• TASK DIRECTIONS
In the listing below, find every line containing "Information" and copy it out.
## START STORED ROWS
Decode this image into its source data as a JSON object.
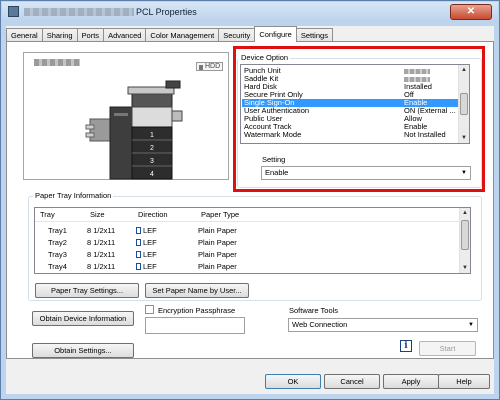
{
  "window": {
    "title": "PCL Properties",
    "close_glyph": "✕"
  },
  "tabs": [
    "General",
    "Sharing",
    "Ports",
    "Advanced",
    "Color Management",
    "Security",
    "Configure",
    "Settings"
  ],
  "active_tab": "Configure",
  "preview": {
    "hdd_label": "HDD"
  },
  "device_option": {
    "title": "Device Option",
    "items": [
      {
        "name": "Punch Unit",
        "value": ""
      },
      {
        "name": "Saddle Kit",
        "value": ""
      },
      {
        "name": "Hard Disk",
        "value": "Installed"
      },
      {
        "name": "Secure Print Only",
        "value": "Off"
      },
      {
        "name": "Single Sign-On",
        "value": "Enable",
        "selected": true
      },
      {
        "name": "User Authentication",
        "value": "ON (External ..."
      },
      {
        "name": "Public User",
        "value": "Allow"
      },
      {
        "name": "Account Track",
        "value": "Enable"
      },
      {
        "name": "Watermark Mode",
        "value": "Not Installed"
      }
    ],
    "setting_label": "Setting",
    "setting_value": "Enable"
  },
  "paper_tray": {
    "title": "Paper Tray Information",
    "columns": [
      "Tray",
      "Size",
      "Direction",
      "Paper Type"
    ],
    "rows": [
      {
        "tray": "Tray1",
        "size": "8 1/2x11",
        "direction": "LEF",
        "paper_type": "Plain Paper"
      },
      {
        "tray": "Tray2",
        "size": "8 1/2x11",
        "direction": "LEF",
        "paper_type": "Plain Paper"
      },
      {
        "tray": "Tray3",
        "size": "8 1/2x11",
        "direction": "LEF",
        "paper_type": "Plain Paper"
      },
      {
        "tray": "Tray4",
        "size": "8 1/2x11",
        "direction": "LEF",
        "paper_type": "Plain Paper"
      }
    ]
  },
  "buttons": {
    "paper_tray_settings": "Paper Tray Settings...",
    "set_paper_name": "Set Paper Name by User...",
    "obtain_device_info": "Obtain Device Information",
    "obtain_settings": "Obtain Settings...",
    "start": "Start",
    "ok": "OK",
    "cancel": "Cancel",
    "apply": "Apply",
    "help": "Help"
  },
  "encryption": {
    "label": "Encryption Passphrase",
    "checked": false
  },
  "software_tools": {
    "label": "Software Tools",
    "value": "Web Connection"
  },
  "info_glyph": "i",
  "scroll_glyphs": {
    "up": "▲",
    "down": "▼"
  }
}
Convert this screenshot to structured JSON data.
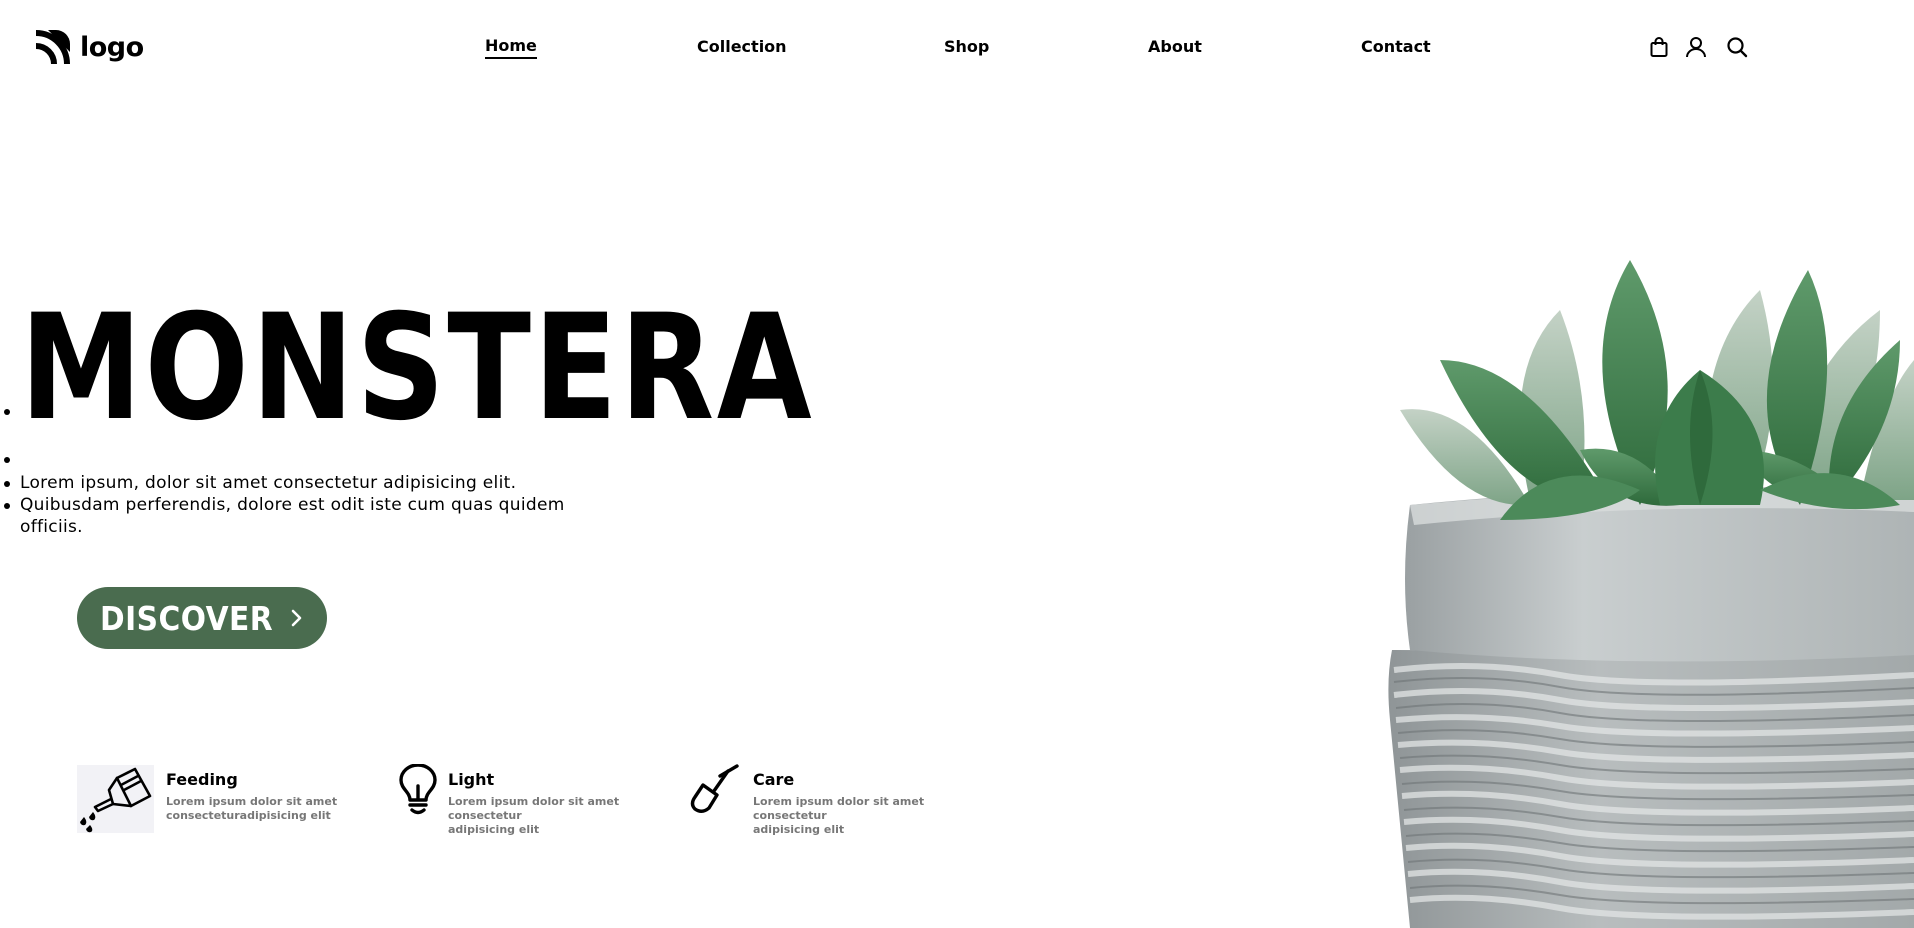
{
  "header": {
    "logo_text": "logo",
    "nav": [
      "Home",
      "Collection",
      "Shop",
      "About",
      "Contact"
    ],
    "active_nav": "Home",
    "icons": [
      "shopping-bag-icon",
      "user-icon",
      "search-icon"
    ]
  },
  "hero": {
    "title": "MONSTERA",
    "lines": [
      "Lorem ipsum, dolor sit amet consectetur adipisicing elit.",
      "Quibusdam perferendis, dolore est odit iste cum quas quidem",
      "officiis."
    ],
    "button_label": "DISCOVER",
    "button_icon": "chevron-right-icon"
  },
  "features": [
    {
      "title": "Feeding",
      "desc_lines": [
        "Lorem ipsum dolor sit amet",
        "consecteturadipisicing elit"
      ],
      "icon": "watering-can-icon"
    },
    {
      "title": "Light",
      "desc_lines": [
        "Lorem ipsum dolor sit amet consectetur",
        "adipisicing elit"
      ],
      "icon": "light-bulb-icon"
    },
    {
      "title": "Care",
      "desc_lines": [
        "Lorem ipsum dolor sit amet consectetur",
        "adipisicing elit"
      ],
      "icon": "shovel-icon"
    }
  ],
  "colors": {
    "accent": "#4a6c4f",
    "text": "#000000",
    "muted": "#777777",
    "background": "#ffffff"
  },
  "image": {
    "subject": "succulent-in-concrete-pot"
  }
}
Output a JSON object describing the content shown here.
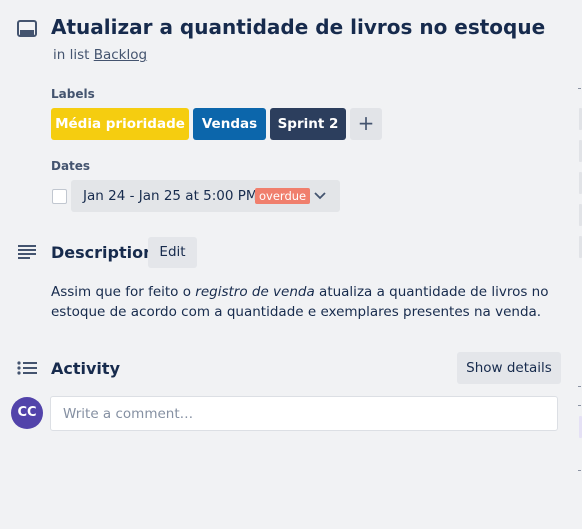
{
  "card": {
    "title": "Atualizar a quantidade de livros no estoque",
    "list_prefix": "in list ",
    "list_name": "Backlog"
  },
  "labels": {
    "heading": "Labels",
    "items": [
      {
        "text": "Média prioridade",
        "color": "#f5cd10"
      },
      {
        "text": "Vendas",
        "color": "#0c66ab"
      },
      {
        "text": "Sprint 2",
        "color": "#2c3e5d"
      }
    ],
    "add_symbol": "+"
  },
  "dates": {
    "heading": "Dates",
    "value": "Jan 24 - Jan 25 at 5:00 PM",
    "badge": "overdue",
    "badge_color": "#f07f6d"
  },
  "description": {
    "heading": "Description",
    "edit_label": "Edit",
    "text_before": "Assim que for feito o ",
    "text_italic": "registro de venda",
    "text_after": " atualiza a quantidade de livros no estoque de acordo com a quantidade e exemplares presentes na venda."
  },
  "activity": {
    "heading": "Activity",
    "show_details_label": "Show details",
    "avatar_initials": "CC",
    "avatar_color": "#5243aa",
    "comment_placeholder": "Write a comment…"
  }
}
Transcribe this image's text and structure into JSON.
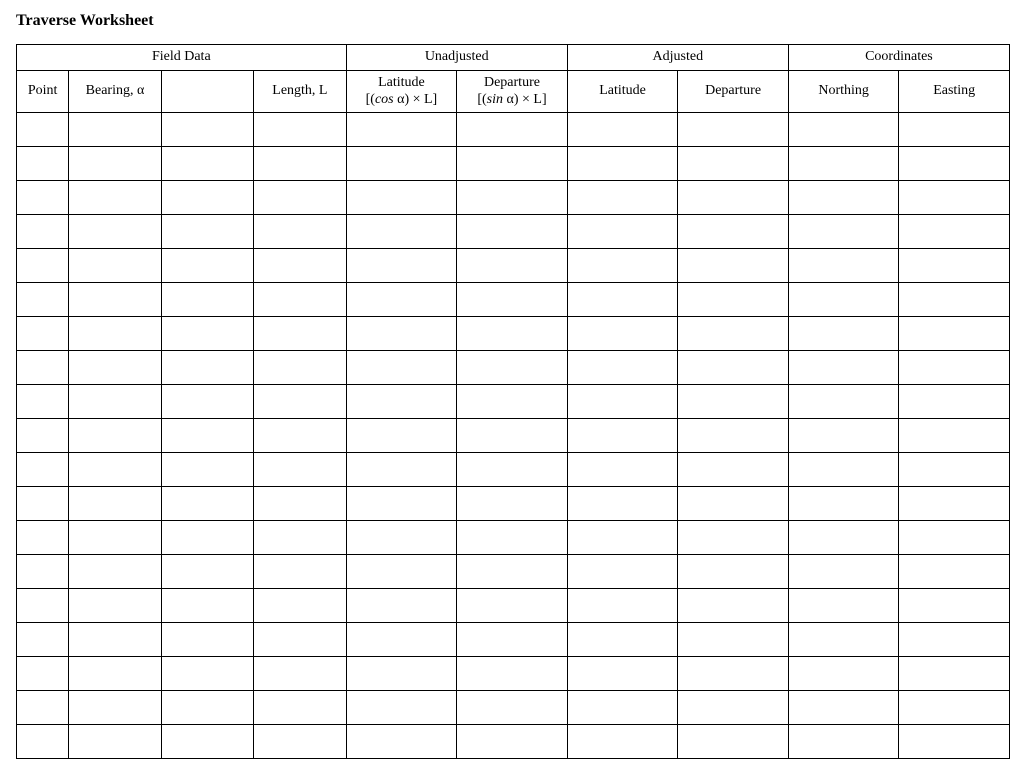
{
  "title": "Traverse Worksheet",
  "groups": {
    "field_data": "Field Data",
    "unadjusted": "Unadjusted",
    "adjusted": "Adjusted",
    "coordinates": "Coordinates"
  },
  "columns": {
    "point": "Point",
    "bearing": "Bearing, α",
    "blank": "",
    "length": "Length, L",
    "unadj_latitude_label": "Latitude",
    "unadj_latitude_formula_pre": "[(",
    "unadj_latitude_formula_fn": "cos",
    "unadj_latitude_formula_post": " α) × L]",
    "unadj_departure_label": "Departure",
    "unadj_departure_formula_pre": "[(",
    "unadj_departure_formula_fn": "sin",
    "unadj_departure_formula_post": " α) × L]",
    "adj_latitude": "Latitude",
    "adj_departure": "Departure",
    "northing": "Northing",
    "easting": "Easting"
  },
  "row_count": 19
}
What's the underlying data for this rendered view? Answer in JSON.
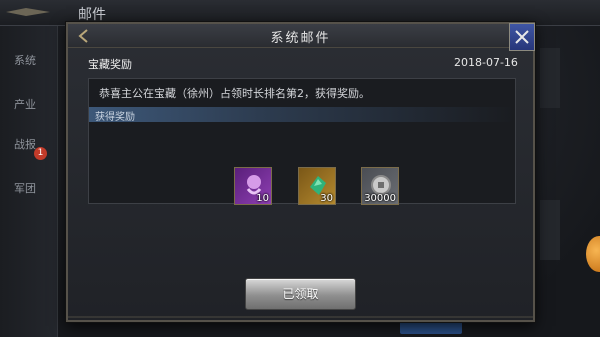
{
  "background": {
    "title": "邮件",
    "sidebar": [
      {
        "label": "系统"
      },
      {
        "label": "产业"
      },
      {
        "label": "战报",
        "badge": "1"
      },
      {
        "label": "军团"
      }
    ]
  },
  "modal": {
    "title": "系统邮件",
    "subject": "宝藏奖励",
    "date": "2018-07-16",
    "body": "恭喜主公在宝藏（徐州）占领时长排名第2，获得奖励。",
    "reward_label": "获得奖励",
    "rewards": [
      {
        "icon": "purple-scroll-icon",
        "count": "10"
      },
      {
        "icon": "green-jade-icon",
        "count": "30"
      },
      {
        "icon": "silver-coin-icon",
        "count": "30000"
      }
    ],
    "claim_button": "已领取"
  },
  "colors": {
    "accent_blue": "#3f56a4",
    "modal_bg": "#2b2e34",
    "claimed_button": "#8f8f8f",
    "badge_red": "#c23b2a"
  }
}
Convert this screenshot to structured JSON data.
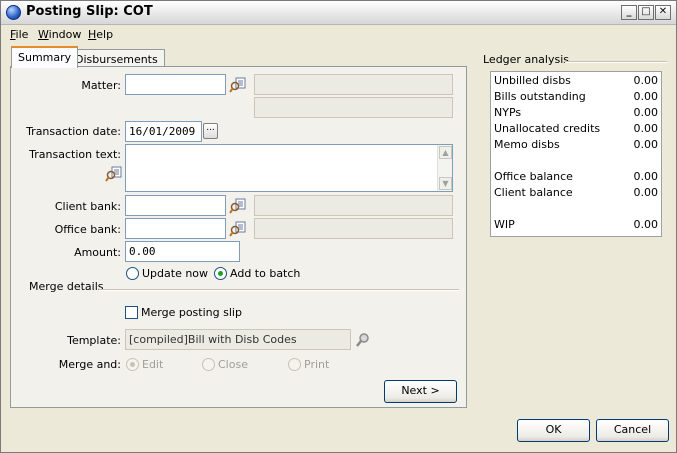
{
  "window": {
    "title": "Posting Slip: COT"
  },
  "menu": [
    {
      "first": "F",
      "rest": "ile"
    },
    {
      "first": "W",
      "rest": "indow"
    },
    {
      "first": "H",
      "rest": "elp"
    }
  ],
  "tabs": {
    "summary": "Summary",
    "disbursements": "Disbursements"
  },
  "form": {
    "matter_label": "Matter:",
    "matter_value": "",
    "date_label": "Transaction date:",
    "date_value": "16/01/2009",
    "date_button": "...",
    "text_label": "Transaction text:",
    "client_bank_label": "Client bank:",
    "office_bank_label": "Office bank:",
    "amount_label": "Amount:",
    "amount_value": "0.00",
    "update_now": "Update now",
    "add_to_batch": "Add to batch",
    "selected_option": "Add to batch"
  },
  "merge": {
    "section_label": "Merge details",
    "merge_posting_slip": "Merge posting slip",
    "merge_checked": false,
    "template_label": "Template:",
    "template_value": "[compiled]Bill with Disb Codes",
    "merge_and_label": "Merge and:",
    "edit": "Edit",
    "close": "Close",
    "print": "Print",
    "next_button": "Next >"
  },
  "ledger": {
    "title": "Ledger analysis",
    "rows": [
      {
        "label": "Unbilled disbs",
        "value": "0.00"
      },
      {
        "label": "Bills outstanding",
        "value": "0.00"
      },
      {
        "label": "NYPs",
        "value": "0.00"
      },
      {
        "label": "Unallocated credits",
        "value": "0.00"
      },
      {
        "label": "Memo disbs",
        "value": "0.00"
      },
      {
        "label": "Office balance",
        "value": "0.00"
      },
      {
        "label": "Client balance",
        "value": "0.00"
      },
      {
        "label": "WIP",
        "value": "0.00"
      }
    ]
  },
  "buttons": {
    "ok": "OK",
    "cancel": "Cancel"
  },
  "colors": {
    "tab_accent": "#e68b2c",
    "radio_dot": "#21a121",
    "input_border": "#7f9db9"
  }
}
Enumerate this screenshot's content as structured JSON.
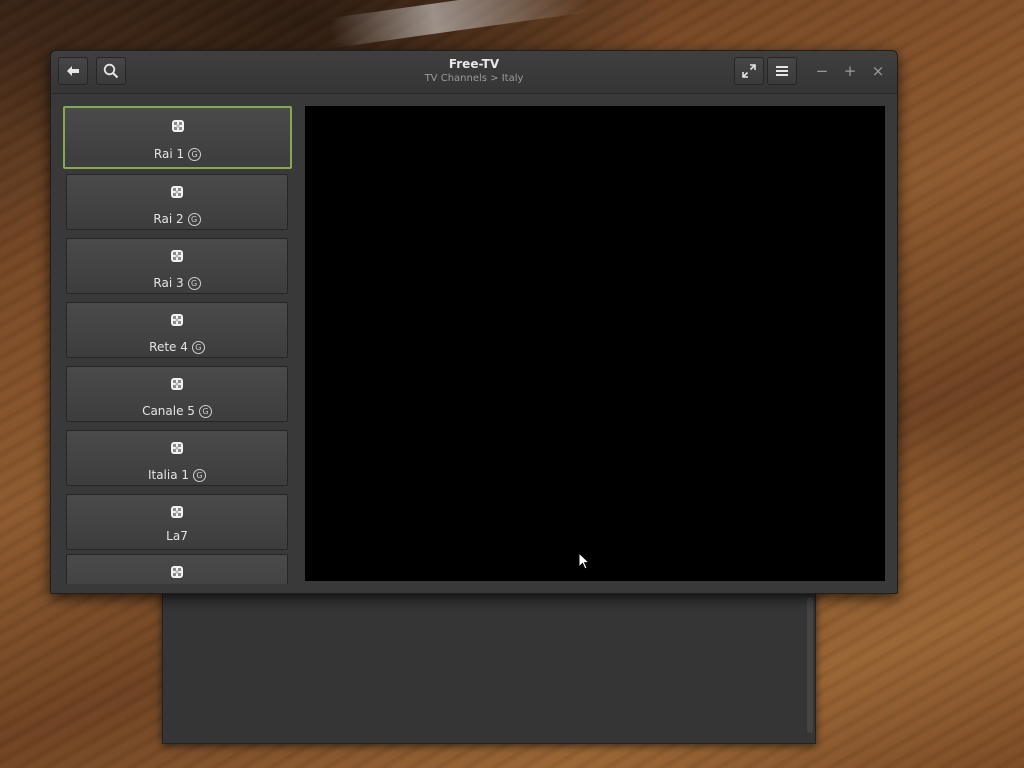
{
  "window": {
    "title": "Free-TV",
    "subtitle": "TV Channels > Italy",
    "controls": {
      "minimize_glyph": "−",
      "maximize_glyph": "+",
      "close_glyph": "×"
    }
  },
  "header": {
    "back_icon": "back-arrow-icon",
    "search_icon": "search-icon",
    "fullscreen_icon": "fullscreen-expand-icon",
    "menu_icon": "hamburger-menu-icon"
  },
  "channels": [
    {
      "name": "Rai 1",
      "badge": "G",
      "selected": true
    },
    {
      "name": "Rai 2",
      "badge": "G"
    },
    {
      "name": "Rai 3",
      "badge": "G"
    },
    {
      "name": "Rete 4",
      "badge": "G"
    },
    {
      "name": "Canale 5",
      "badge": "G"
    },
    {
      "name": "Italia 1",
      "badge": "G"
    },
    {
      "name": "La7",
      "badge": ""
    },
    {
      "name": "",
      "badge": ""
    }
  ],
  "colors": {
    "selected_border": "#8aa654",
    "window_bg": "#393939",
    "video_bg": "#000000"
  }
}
## END STORED ROWS
• RESULT BELOW
    "title": "Paper Tray Information",
    "obtain_device_info": "Obtain Device Information",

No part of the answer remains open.